Work instructions: Read the entries below and pull out each line with the string "text".

::::::::

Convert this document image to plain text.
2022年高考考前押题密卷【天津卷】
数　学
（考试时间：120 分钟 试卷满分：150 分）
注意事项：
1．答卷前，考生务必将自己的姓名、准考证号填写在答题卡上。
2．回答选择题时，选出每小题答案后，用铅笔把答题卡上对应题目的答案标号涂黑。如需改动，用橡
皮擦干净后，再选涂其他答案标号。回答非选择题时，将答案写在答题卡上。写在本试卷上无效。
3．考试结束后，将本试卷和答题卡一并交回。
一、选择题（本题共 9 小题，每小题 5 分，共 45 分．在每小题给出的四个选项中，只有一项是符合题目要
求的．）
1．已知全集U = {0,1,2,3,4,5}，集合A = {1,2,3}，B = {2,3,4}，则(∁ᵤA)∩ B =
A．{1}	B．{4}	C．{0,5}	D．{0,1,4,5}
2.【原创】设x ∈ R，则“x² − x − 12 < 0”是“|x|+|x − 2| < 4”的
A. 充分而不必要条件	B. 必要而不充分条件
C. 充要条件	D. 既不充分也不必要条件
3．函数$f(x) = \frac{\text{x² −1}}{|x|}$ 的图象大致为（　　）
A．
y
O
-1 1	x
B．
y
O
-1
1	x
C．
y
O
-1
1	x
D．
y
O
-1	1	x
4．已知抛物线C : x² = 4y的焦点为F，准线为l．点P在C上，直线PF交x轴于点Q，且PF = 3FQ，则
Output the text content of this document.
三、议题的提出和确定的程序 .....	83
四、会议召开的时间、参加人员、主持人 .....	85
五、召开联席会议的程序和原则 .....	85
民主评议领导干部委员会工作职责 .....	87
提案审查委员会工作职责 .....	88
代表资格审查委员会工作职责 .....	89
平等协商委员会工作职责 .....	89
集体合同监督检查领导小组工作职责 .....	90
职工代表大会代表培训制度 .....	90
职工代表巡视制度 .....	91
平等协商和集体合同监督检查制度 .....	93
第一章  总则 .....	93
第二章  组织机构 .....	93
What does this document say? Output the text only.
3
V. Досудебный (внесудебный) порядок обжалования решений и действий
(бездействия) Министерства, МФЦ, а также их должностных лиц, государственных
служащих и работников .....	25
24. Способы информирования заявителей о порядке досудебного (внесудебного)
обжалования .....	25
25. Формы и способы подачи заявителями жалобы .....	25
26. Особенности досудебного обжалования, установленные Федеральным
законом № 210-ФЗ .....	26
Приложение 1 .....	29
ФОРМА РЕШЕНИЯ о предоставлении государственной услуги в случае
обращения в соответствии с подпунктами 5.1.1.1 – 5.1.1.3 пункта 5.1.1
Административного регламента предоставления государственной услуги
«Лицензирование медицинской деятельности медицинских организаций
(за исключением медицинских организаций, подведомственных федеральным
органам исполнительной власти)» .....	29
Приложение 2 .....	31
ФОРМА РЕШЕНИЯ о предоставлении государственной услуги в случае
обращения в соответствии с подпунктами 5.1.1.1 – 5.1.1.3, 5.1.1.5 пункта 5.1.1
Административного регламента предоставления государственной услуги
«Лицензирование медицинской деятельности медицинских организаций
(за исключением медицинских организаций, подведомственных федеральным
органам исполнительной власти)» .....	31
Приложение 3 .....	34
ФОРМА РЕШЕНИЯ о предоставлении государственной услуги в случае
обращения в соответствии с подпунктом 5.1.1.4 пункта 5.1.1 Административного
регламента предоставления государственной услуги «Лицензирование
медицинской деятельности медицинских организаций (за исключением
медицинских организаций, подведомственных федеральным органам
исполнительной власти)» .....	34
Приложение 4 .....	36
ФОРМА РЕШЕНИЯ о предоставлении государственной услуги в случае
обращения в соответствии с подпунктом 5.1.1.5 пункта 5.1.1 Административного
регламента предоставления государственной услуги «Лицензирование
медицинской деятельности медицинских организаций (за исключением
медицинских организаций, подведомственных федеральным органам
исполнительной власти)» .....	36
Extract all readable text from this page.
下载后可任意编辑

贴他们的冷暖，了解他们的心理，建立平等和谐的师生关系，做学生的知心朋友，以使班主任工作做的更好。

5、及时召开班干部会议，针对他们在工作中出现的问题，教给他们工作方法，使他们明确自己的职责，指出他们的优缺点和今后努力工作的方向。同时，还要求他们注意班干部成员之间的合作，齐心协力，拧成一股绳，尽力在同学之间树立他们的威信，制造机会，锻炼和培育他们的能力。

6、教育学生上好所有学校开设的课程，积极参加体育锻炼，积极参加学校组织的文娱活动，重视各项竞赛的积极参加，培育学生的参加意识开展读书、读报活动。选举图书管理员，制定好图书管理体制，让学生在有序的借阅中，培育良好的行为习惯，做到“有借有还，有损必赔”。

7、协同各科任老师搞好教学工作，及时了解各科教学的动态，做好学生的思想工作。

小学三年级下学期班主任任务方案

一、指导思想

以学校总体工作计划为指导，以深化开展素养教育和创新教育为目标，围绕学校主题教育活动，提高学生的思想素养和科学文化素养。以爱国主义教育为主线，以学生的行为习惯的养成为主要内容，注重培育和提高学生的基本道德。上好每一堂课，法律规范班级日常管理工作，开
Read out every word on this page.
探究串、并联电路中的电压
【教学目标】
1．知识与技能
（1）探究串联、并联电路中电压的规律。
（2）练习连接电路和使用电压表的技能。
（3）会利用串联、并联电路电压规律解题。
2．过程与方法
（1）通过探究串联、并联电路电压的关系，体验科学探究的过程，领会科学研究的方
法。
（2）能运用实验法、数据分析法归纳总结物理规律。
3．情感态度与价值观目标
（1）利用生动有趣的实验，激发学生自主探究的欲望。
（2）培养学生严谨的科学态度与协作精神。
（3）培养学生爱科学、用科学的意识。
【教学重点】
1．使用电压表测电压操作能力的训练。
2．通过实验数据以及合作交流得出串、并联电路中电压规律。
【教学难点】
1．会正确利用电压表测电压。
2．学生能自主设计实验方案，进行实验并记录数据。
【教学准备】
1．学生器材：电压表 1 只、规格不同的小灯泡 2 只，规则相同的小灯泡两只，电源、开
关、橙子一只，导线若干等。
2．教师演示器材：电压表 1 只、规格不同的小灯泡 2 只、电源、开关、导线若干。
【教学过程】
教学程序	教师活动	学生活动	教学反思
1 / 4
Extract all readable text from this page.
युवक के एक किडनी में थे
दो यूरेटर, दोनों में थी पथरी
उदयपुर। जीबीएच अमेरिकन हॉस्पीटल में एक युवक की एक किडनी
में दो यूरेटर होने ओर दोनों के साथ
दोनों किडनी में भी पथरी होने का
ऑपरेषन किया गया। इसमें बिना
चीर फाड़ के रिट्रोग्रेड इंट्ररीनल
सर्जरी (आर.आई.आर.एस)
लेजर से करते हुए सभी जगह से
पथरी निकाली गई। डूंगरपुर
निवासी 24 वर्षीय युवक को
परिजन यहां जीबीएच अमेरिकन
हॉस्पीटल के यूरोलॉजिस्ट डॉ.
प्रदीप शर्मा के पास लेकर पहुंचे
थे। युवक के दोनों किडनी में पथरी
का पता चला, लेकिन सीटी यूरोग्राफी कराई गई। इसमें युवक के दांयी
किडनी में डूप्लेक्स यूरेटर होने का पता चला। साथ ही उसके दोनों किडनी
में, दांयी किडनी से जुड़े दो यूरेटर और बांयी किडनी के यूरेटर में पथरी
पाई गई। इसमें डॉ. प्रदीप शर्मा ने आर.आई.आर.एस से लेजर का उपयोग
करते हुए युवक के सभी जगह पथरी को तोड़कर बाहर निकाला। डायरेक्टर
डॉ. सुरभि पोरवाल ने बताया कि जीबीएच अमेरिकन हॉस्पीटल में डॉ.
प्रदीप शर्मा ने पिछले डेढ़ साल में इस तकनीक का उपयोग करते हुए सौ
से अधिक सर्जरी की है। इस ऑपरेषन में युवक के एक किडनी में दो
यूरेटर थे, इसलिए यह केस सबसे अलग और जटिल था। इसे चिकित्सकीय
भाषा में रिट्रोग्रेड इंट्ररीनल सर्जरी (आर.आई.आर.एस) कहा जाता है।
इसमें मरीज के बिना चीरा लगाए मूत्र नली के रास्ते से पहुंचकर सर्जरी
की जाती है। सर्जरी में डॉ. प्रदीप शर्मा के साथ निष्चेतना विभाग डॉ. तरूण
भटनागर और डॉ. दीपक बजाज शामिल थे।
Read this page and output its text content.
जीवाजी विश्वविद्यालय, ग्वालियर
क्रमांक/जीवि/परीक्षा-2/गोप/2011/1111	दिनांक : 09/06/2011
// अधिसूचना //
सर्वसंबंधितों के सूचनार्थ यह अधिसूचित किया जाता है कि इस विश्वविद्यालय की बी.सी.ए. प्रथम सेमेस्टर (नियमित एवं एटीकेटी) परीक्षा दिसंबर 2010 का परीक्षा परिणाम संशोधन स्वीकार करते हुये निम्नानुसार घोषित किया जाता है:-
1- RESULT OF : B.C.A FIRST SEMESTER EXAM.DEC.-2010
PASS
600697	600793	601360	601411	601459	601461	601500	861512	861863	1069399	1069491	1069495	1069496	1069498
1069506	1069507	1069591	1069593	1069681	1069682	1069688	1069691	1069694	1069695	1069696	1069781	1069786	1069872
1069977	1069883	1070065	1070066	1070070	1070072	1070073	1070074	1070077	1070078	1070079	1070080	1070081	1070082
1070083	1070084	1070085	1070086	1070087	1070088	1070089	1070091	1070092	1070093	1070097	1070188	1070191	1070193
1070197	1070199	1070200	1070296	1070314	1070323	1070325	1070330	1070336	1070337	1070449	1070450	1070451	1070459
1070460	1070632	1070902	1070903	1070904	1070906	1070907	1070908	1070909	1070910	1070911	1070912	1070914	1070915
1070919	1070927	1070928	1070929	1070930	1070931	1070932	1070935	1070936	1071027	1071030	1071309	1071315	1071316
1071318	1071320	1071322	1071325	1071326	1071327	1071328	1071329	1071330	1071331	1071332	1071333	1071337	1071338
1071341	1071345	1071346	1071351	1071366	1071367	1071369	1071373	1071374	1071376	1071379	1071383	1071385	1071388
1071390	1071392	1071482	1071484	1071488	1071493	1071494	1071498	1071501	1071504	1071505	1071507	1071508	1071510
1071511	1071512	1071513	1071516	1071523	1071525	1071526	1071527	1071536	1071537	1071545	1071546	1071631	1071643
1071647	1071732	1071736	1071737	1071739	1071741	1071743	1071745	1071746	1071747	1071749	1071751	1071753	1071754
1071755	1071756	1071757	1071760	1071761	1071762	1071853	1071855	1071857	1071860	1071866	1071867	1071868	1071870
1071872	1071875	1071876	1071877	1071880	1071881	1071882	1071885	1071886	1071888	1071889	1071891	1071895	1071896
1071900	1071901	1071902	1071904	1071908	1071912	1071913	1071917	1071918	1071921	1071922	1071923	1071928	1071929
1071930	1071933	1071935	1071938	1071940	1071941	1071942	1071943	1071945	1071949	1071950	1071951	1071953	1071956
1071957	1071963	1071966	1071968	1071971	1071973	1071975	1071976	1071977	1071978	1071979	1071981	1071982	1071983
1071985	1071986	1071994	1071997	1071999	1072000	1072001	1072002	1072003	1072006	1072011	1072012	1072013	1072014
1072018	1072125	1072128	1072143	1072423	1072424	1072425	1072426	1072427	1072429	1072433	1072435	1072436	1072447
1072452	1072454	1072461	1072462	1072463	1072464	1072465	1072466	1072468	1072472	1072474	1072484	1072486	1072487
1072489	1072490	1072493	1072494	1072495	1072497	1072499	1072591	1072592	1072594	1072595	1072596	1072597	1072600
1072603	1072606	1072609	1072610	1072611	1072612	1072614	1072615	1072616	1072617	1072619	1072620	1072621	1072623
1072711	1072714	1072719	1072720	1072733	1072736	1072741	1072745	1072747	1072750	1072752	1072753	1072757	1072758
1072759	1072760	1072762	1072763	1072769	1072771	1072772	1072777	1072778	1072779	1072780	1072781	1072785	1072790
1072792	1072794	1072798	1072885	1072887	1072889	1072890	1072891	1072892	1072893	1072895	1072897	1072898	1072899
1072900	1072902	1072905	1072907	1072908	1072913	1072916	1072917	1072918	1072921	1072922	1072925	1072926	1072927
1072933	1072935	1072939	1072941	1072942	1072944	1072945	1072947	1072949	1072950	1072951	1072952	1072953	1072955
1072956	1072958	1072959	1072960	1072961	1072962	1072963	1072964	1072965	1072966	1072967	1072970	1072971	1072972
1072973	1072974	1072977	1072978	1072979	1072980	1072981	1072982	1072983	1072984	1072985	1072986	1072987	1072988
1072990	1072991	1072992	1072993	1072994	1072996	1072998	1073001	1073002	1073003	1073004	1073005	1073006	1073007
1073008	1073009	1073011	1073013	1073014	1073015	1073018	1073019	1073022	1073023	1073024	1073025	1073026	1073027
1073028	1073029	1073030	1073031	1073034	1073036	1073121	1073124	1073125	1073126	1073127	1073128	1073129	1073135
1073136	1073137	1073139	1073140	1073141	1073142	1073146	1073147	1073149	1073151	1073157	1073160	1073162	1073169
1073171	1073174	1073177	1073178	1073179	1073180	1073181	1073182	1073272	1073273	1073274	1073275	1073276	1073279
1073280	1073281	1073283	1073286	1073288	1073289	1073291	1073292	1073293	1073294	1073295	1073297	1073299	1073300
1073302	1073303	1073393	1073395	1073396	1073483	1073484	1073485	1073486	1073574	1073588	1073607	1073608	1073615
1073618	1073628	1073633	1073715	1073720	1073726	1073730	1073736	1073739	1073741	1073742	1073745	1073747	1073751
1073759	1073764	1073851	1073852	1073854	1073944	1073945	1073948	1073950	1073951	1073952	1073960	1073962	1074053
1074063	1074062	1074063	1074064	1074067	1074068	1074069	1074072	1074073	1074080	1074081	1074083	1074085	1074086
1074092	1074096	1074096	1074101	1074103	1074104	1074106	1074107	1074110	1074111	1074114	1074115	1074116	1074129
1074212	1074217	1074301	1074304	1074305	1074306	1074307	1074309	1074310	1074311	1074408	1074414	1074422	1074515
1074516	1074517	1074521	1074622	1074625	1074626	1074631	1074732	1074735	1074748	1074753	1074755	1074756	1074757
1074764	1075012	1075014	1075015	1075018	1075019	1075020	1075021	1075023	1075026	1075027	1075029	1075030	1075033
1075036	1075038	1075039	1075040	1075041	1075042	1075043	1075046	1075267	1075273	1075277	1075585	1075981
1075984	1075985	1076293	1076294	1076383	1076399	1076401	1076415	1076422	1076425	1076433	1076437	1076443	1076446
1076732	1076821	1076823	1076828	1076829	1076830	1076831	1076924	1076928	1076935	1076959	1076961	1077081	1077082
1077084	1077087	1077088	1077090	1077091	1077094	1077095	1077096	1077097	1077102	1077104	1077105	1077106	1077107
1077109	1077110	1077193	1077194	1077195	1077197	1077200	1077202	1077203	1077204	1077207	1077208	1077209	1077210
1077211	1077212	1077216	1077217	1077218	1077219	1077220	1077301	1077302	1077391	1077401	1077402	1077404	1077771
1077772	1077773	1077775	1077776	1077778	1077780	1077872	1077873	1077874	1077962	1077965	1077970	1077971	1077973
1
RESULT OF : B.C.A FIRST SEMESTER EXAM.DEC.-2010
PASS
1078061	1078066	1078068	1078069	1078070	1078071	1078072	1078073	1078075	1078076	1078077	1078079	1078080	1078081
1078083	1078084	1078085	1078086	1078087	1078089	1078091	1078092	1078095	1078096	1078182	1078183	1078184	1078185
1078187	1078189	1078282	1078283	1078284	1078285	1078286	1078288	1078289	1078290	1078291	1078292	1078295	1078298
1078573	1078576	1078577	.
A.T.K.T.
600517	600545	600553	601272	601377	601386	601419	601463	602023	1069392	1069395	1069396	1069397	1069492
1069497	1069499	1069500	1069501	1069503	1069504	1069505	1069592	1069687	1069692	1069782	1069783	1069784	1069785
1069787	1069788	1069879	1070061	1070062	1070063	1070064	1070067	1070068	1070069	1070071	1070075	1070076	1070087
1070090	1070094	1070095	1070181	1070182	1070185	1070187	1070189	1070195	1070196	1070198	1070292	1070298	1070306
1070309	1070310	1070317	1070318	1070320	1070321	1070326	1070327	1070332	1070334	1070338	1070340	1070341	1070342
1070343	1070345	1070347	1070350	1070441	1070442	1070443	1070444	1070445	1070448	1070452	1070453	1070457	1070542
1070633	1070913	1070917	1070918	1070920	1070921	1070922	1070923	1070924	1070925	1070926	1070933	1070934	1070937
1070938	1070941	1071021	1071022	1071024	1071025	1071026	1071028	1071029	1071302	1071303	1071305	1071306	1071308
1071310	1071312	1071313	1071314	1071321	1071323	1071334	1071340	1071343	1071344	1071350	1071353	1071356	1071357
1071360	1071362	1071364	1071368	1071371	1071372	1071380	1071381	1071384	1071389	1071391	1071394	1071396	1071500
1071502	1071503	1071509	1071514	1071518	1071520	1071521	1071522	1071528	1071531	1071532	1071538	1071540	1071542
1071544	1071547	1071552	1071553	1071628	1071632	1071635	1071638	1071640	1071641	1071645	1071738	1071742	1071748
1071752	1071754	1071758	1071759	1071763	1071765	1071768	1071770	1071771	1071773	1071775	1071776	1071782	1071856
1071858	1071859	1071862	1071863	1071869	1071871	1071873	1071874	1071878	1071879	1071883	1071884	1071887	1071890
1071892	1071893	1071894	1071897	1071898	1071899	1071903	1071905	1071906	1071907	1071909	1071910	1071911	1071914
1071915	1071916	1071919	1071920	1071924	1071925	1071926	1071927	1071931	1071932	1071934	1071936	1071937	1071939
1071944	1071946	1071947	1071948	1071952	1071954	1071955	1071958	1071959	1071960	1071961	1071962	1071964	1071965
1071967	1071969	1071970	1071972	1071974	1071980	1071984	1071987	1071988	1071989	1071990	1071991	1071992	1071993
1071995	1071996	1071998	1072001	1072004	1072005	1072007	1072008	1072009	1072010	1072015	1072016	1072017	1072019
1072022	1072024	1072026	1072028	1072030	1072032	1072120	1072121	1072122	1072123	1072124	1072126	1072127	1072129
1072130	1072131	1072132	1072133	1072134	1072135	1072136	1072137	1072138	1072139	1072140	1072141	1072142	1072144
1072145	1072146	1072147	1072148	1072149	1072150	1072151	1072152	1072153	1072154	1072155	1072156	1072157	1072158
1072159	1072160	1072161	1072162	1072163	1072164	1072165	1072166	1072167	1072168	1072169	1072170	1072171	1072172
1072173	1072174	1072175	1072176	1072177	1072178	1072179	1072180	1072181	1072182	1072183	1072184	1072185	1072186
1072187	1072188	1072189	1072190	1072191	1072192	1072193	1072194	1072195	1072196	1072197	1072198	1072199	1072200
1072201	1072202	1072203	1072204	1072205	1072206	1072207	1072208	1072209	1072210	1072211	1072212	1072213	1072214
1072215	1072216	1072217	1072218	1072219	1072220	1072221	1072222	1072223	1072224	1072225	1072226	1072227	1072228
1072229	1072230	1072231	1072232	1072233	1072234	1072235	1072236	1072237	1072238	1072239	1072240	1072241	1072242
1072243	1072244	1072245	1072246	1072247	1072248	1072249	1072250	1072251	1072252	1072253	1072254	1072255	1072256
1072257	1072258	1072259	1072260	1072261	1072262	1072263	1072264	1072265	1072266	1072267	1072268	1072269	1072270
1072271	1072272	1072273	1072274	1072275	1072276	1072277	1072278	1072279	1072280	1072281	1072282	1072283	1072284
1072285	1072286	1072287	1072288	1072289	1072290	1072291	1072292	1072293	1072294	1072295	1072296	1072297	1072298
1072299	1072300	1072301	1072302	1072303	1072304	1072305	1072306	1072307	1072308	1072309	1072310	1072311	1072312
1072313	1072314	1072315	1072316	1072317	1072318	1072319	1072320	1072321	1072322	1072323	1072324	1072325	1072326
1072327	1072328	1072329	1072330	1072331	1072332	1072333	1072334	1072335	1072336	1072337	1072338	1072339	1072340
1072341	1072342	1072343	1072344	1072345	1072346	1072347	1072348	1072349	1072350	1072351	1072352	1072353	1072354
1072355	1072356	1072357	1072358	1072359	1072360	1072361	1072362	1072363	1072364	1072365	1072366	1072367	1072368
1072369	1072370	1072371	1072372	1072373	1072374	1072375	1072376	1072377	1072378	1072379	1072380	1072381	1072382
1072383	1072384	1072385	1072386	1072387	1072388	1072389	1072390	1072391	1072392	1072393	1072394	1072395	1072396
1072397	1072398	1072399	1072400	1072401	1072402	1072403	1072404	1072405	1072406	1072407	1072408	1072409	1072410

::::::::

Complete output:
Convert this document image to plain text.
3．函数$f(x) = \frac{\text{x² −1}}{|x|}$ 的图象大致为（　　）
Output the text content of this document.
What does this document say? Output the text only.
Extract all readable text from this page.
Extract all readable text from this page.
Read this page and output its text content.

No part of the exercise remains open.